Your task is to print all of the data word for word.

---------- Record excerpts

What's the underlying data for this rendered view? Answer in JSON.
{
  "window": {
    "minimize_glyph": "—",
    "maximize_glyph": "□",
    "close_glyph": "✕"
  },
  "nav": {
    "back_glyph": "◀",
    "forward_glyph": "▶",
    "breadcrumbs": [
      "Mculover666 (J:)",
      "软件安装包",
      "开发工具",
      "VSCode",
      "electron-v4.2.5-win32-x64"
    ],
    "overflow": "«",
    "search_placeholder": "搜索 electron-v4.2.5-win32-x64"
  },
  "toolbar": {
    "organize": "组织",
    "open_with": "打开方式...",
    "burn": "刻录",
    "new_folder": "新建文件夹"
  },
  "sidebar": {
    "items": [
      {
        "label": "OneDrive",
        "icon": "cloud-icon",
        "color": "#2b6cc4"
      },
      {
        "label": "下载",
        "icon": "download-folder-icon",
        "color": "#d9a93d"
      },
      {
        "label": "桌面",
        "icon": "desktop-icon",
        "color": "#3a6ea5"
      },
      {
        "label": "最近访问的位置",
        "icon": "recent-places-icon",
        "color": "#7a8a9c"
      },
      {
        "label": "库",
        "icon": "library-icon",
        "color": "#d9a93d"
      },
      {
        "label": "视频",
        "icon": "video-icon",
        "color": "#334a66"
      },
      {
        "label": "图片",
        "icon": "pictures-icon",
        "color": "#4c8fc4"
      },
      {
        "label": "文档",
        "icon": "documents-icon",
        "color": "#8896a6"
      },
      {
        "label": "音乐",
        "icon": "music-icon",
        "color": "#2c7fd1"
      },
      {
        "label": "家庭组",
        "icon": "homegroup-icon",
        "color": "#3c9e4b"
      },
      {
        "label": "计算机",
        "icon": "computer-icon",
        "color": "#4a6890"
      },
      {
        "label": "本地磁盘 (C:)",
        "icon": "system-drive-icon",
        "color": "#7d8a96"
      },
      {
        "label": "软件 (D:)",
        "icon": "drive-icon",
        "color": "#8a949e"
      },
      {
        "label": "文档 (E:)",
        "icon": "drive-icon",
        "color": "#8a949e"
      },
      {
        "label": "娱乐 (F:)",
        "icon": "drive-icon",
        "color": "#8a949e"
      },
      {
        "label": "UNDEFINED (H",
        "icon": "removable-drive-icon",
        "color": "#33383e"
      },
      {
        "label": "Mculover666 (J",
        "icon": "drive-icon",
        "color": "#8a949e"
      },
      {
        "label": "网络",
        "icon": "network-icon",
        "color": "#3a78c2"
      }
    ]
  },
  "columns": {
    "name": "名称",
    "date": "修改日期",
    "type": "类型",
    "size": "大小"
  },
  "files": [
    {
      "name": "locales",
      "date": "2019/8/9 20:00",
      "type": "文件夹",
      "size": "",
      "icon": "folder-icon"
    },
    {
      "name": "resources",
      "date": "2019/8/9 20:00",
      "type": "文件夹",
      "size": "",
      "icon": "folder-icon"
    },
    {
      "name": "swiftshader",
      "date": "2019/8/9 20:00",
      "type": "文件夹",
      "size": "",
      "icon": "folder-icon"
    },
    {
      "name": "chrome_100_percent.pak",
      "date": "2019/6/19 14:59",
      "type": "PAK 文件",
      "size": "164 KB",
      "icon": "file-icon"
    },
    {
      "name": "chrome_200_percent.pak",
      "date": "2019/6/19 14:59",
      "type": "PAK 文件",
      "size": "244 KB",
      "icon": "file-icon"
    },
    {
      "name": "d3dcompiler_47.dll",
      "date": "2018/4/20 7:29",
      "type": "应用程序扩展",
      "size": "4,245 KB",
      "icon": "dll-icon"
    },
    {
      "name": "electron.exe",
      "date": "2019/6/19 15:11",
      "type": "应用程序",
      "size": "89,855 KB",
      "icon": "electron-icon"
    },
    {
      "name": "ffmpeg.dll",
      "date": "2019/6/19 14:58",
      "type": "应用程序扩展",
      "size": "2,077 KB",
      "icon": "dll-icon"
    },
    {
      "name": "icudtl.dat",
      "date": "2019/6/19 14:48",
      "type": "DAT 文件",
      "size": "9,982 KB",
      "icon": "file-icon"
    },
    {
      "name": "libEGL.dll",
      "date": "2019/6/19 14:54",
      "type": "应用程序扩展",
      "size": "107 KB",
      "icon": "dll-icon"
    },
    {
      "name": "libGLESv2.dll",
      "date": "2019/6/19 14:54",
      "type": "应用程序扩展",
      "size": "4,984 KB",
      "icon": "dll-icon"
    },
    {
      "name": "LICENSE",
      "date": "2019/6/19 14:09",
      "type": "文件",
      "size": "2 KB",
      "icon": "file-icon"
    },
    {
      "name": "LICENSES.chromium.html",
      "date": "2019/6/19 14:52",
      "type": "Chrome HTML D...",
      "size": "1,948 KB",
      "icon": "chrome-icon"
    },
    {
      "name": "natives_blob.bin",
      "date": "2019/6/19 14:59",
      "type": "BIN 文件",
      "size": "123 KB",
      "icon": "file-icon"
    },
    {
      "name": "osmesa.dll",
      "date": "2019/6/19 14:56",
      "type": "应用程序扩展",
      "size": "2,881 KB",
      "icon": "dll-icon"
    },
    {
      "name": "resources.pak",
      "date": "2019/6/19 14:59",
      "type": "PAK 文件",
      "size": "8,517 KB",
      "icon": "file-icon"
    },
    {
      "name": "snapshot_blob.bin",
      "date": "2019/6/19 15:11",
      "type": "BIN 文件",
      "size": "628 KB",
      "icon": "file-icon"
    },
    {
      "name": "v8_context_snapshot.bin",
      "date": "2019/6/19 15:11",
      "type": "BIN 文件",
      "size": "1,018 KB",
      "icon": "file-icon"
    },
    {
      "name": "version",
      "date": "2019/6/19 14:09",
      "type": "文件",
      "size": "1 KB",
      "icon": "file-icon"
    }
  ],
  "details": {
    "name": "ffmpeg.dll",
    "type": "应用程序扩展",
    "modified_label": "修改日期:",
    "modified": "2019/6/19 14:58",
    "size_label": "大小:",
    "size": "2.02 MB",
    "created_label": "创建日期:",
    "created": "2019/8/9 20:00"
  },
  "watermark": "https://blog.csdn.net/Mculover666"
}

--------------------

Result of the exercise:
What's the underlying data for this rendered view? Answer in JSON.
{
  "window": {
    "minimize_glyph": "—",
    "maximize_glyph": "□",
    "close_glyph": "✕"
  },
  "nav": {
    "back_glyph": "◀",
    "forward_glyph": "▶",
    "breadcrumbs": [
      "Mculover666 (J:)",
      "软件安装包",
      "开发工具",
      "VSCode",
      "electron-v4.2.5-win32-x64"
    ],
    "overflow": "«",
    "search_placeholder": "搜索 electron-v4.2.5-win32-x64"
  },
  "toolbar": {
    "organize": "组织",
    "open_with": "打开方式...",
    "burn": "刻录",
    "new_folder": "新建文件夹"
  },
  "sidebar": {
    "items": [
      {
        "label": "OneDrive",
        "icon": "cloud-icon",
        "color": "#2b6cc4"
      },
      {
        "label": "下载",
        "icon": "download-folder-icon",
        "color": "#d9a93d"
      },
      {
        "label": "桌面",
        "icon": "desktop-icon",
        "color": "#3a6ea5"
      },
      {
        "label": "最近访问的位置",
        "icon": "recent-places-icon",
        "color": "#7a8a9c"
      },
      {
        "label": "库",
        "icon": "library-icon",
        "color": "#d9a93d"
      },
      {
        "label": "视频",
        "icon": "video-icon",
        "color": "#334a66"
      },
      {
        "label": "图片",
        "icon": "pictures-icon",
        "color": "#4c8fc4"
      },
      {
        "label": "文档",
        "icon": "documents-icon",
        "color": "#8896a6"
      },
      {
        "label": "音乐",
        "icon": "music-icon",
        "color": "#2c7fd1"
      },
      {
        "label": "家庭组",
        "icon": "homegroup-icon",
        "color": "#3c9e4b"
      },
      {
        "label": "计算机",
        "icon": "computer-icon",
        "color": "#4a6890"
      },
      {
        "label": "本地磁盘 (C:)",
        "icon": "system-drive-icon",
        "color": "#7d8a96"
      },
      {
        "label": "软件 (D:)",
        "icon": "drive-icon",
        "color": "#8a949e"
      },
      {
        "label": "文档 (E:)",
        "icon": "drive-icon",
        "color": "#8a949e"
      },
      {
        "label": "娱乐 (F:)",
        "icon": "drive-icon",
        "color": "#8a949e"
      },
      {
        "label": "UNDEFINED (H",
        "icon": "removable-drive-icon",
        "color": "#33383e"
      },
      {
        "label": "Mculover666 (J",
        "icon": "drive-icon",
        "color": "#8a949e"
      },
      {
        "label": "网络",
        "icon": "network-icon",
        "color": "#3a78c2"
      }
    ]
  },
  "columns": {
    "name": "名称",
    "date": "修改日期",
    "type": "类型",
    "size": "大小"
  },
  "files": [
    {
      "name": "locales",
      "date": "2019/8/9 20:00",
      "type": "文件夹",
      "size": "",
      "icon": "folder-icon"
    },
    {
      "name": "resources",
      "date": "2019/8/9 20:00",
      "type": "文件夹",
      "size": "",
      "icon": "folder-icon"
    },
    {
      "name": "swiftshader",
      "date": "2019/8/9 20:00",
      "type": "文件夹",
      "size": "",
      "icon": "folder-icon"
    },
    {
      "name": "chrome_100_percent.pak",
      "date": "2019/6/19 14:59",
      "type": "PAK 文件",
      "size": "164 KB",
      "icon": "file-icon"
    },
    {
      "name": "chrome_200_percent.pak",
      "date": "2019/6/19 14:59",
      "type": "PAK 文件",
      "size": "244 KB",
      "icon": "file-icon"
    },
    {
      "name": "d3dcompiler_47.dll",
      "date": "2018/4/20 7:29",
      "type": "应用程序扩展",
      "size": "4,245 KB",
      "icon": "dll-icon"
    },
    {
      "name": "electron.exe",
      "date": "2019/6/19 15:11",
      "type": "应用程序",
      "size": "89,855 KB",
      "icon": "electron-icon"
    },
    {
      "name": "ffmpeg.dll",
      "date": "2019/6/19 14:58",
      "type": "应用程序扩展",
      "size": "2,077 KB",
      "icon": "dll-icon"
    },
    {
      "name": "icudtl.dat",
      "date": "2019/6/19 14:48",
      "type": "DAT 文件",
      "size": "9,982 KB",
      "icon": "file-icon"
    },
    {
      "name": "libEGL.dll",
      "date": "2019/6/19 14:54",
      "type": "应用程序扩展",
      "size": "107 KB",
      "icon": "dll-icon"
    },
    {
      "name": "libGLESv2.dll",
      "date": "2019/6/19 14:54",
      "type": "应用程序扩展",
      "size": "4,984 KB",
      "icon": "dll-icon"
    },
    {
      "name": "LICENSE",
      "date": "2019/6/19 14:09",
      "type": "文件",
      "size": "2 KB",
      "icon": "file-icon"
    },
    {
      "name": "LICENSES.chromium.html",
      "date": "2019/6/19 14:52",
      "type": "Chrome HTML D...",
      "size": "1,948 KB",
      "icon": "chrome-icon"
    },
    {
      "name": "natives_blob.bin",
      "date": "2019/6/19 14:59",
      "type": "BIN 文件",
      "size": "123 KB",
      "icon": "file-icon"
    },
    {
      "name": "osmesa.dll",
      "date": "2019/6/19 14:56",
      "type": "应用程序扩展",
      "size": "2,881 KB",
      "icon": "dll-icon"
    },
    {
      "name": "resources.pak",
      "date": "2019/6/19 14:59",
      "type": "PAK 文件",
      "size": "8,517 KB",
      "icon": "file-icon"
    },
    {
      "name": "snapshot_blob.bin",
      "date": "2019/6/19 15:11",
      "type": "BIN 文件",
      "size": "628 KB",
      "icon": "file-icon"
    },
    {
      "name": "v8_context_snapshot.bin",
      "date": "2019/6/19 15:11",
      "type": "BIN 文件",
      "size": "1,018 KB",
      "icon": "file-icon"
    },
    {
      "name": "version",
      "date": "2019/6/19 14:09",
      "type": "文件",
      "size": "1 KB",
      "icon": "file-icon"
    }
  ],
  "details": {
    "name": "ffmpeg.dll",
    "type": "应用程序扩展",
    "modified_label": "修改日期:",
    "modified": "2019/6/19 14:58",
    "size_label": "大小:",
    "size": "2.02 MB",
    "created_label": "创建日期:",
    "created": "2019/8/9 20:00"
  },
  "watermark": "https://blog.csdn.net/Mculover666"
}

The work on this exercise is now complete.